RECORD SET >>
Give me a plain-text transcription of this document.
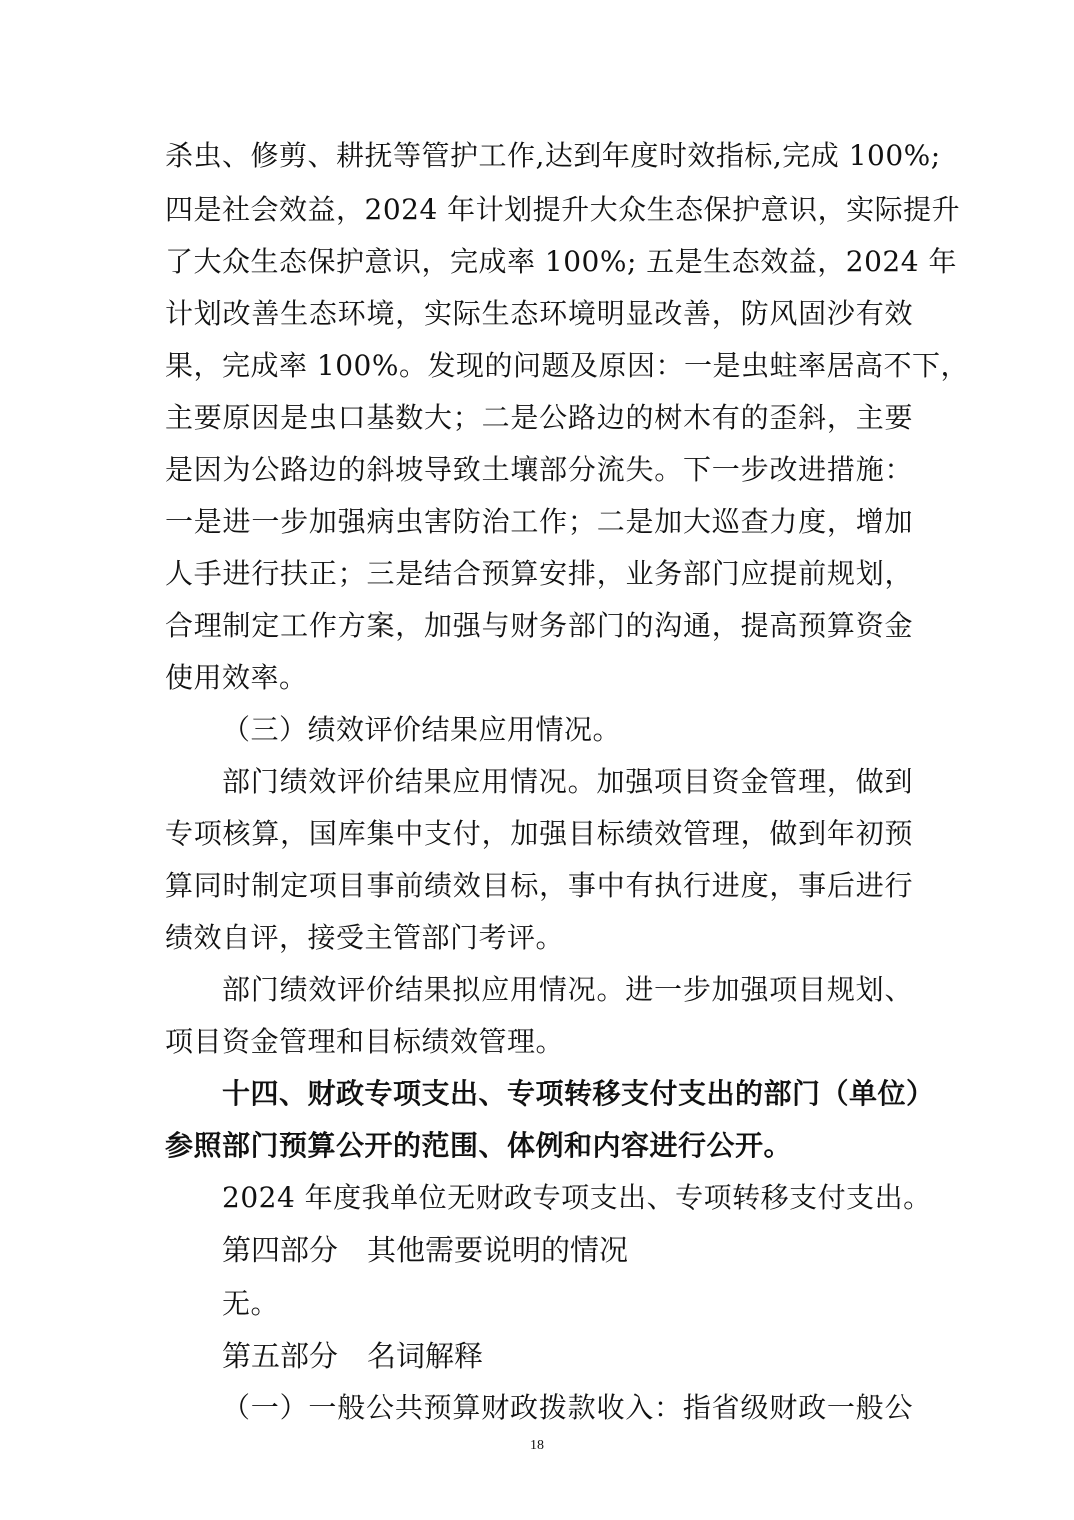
杀虫、修剪、耕抚等管护工作,达到年度时效指标,完成 100%;
四是社会效益，2024 年计划提升大众生态保护意识，实际提升
了大众生态保护意识，完成率 100%; 五是生态效益，2024 年
计划改善生态环境，实际生态环境明显改善，防风固沙有效
果，完成率 100%。发现的问题及原因：一是虫蛀率居高不下，
主要原因是虫口基数大；二是公路边的树木有的歪斜，主要
是因为公路边的斜坡导致土壤部分流失。下一步改进措施：
一是进一步加强病虫害防治工作；二是加大巡查力度，增加
人手进行扶正；三是结合预算安排，业务部门应提前规划，
合理制定工作方案，加强与财务部门的沟通，提高预算资金
使用效率。
（三）绩效评价结果应用情况。
部门绩效评价结果应用情况。加强项目资金管理，做到
专项核算，国库集中支付，加强目标绩效管理，做到年初预
算同时制定项目事前绩效目标，事中有执行进度，事后进行
绩效自评，接受主管部门考评。
部门绩效评价结果拟应用情况。进一步加强项目规划、
项目资金管理和目标绩效管理。
十四、财政专项支出、专项转移支付支出的部门（单位）
参照部门预算公开的范围、体例和内容进行公开。
2024 年度我单位无财政专项支出、专项转移支付支出。
第四部分　其他需要说明的情况
无。
第五部分　名词解释
（一）一般公共预算财政拨款收入：指省级财政一般公
18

PROBLEM REQUIREMENTS >>
From the data above, write out everything exactly except the pictures.

ANSWER >>
Give me a plain-text transcription of this document.
杀虫、修剪、耕抚等管护工作,达到年度时效指标,完成 100%;
四是社会效益，2024 年计划提升大众生态保护意识，实际提升
了大众生态保护意识，完成率 100%; 五是生态效益，2024 年
计划改善生态环境，实际生态环境明显改善，防风固沙有效
果，完成率 100%。发现的问题及原因：一是虫蛀率居高不下，
主要原因是虫口基数大；二是公路边的树木有的歪斜，主要
是因为公路边的斜坡导致土壤部分流失。下一步改进措施：
一是进一步加强病虫害防治工作；二是加大巡查力度，增加
人手进行扶正；三是结合预算安排，业务部门应提前规划，
合理制定工作方案，加强与财务部门的沟通，提高预算资金
使用效率。
（三）绩效评价结果应用情况。
部门绩效评价结果应用情况。加强项目资金管理，做到
专项核算，国库集中支付，加强目标绩效管理，做到年初预
算同时制定项目事前绩效目标，事中有执行进度，事后进行
绩效自评，接受主管部门考评。
部门绩效评价结果拟应用情况。进一步加强项目规划、
项目资金管理和目标绩效管理。
十四、财政专项支出、专项转移支付支出的部门（单位）
参照部门预算公开的范围、体例和内容进行公开。
2024 年度我单位无财政专项支出、专项转移支付支出。
第四部分　其他需要说明的情况
无。
第五部分　名词解释
（一）一般公共预算财政拨款收入：指省级财政一般公
18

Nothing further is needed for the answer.